What the task asks
Only those lines running from the line that contains "Convert this document image to plain text." through the end of the material are to be written out, each exactly as shown.

Data records

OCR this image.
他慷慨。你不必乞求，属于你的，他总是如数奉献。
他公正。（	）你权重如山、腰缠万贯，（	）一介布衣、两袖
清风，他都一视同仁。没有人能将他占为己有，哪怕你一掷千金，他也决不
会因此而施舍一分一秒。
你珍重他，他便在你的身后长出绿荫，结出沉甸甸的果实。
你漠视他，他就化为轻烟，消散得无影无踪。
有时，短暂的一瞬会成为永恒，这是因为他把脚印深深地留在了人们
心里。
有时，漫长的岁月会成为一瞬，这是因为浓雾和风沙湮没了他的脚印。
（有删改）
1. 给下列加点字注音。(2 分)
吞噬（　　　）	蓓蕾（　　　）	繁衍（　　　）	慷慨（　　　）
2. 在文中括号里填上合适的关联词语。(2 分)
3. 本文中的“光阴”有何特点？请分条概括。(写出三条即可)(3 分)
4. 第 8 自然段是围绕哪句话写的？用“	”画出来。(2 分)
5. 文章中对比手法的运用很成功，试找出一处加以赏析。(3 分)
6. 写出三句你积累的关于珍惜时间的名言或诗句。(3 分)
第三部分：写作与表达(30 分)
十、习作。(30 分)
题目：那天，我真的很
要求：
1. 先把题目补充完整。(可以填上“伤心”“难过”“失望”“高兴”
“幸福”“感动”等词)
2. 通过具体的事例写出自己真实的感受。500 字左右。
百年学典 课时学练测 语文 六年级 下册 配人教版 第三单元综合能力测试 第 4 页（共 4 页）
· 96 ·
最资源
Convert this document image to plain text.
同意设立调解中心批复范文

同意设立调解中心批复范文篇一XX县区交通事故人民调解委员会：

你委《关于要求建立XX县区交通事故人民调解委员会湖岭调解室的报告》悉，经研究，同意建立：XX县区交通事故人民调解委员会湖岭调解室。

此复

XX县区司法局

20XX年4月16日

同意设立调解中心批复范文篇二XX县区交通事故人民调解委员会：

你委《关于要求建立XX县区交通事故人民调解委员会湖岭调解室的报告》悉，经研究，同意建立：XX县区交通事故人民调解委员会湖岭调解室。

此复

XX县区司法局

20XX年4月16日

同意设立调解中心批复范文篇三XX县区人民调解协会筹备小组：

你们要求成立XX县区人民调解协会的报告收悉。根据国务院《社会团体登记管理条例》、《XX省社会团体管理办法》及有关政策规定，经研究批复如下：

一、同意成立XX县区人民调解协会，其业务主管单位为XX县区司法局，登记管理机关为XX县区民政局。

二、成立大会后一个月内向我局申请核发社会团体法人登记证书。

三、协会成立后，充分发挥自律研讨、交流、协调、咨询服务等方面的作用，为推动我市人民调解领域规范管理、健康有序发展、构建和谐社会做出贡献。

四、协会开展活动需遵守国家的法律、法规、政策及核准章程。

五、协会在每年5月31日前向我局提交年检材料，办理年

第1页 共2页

Expected answer
Convert this document image to plain text.
同意设立调解中心批复范文

同意设立调解中心批复范文篇一XX县区交通事故人民调解委员会：

你委《关于要求建立XX县区交通事故人民调解委员会湖岭调解室的报告》悉，经研究，同意建立：XX县区交通事故人民调解委员会湖岭调解室。

此复

XX县区司法局

20XX年4月16日

同意设立调解中心批复范文篇二XX县区交通事故人民调解委员会：

你委《关于要求建立XX县区交通事故人民调解委员会湖岭调解室的报告》悉，经研究，同意建立：XX县区交通事故人民调解委员会湖岭调解室。

此复

XX县区司法局

20XX年4月16日

同意设立调解中心批复范文篇三XX县区人民调解协会筹备小组：

你们要求成立XX县区人民调解协会的报告收悉。根据国务院《社会团体登记管理条例》、《XX省社会团体管理办法》及有关政策规定，经研究批复如下：

一、同意成立XX县区人民调解协会，其业务主管单位为XX县区司法局，登记管理机关为XX县区民政局。

二、成立大会后一个月内向我局申请核发社会团体法人登记证书。

三、协会成立后，充分发挥自律研讨、交流、协调、咨询服务等方面的作用，为推动我市人民调解领域规范管理、健康有序发展、构建和谐社会做出贡献。

四、协会开展活动需遵守国家的法律、法规、政策及核准章程。

五、协会在每年5月31日前向我局提交年检材料，办理年

第1页 共2页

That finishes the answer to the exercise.